Problem description:
State how many lines of the entries hold the string "placeholder", and output nothing but that count.

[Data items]
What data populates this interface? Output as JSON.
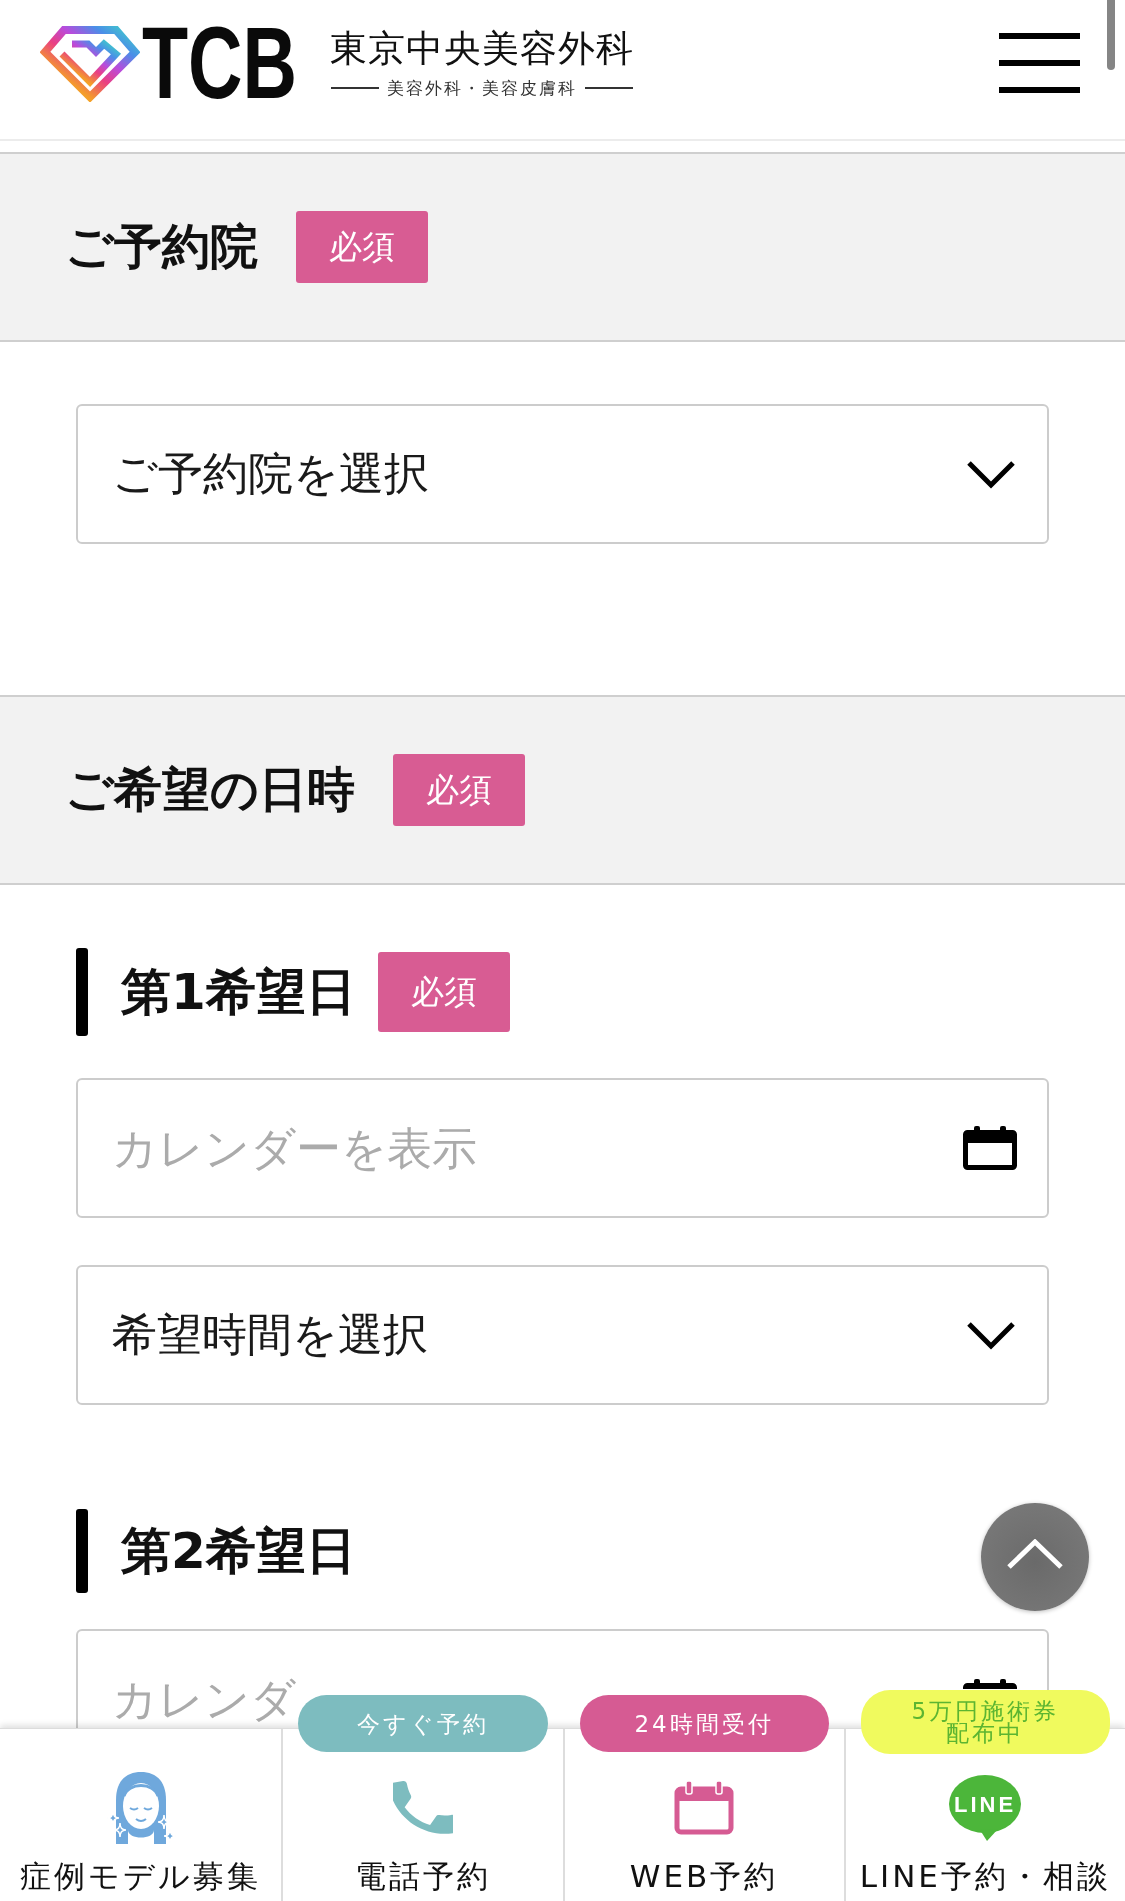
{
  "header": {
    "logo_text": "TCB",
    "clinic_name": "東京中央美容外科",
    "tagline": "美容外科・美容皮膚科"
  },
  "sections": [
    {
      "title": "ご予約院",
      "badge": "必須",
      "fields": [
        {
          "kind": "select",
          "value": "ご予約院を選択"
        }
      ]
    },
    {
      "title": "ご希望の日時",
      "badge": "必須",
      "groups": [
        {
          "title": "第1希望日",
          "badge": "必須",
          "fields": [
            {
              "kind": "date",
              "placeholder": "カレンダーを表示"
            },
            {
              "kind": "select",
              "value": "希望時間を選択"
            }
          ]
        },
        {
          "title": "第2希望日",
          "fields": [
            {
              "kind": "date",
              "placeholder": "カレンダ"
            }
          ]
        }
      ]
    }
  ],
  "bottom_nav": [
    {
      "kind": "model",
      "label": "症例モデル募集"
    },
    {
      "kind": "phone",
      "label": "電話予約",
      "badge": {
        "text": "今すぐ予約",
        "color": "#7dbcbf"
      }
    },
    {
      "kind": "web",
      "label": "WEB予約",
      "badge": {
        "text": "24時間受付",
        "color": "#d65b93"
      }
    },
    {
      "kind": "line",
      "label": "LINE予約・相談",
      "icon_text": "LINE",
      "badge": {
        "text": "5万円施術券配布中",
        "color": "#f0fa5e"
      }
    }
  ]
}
---
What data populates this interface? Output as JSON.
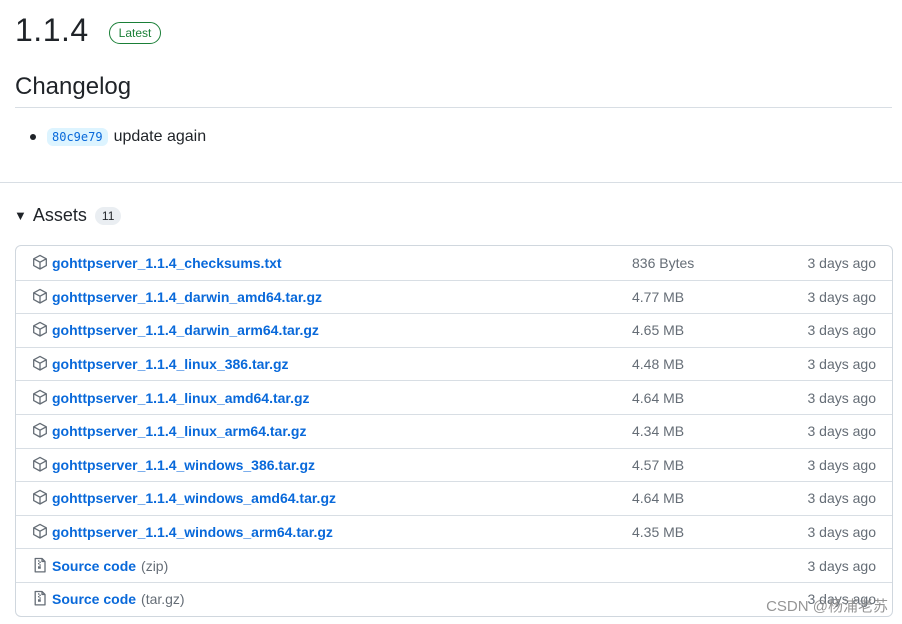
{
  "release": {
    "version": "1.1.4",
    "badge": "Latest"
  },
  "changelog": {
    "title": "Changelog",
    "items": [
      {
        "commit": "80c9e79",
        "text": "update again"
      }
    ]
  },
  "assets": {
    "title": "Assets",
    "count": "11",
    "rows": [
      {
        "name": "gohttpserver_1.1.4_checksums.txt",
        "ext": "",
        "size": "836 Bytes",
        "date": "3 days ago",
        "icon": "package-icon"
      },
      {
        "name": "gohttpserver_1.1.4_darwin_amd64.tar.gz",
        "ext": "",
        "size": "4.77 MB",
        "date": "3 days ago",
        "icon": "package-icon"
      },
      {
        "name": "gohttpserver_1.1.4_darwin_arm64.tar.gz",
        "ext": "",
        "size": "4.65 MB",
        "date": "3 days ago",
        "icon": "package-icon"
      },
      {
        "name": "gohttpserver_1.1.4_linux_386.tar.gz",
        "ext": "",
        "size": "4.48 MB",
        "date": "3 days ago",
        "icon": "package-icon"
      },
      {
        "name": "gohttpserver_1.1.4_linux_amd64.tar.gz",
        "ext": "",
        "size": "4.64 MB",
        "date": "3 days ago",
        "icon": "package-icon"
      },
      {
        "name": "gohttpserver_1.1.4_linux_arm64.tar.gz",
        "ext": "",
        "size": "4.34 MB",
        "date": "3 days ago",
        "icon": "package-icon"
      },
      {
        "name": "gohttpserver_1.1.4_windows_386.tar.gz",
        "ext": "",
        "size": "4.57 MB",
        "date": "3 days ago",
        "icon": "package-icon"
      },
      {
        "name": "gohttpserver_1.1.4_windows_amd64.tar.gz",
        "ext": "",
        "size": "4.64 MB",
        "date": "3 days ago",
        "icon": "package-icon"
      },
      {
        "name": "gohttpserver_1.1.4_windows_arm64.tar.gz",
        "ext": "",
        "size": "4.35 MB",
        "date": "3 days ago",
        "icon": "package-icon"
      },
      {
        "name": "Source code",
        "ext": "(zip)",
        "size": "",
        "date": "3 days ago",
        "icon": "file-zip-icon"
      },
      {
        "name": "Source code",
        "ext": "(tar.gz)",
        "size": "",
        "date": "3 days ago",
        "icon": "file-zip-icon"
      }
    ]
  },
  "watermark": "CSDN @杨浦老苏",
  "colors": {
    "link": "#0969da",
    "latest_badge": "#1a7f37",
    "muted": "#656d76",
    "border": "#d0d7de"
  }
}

Exercise response:
2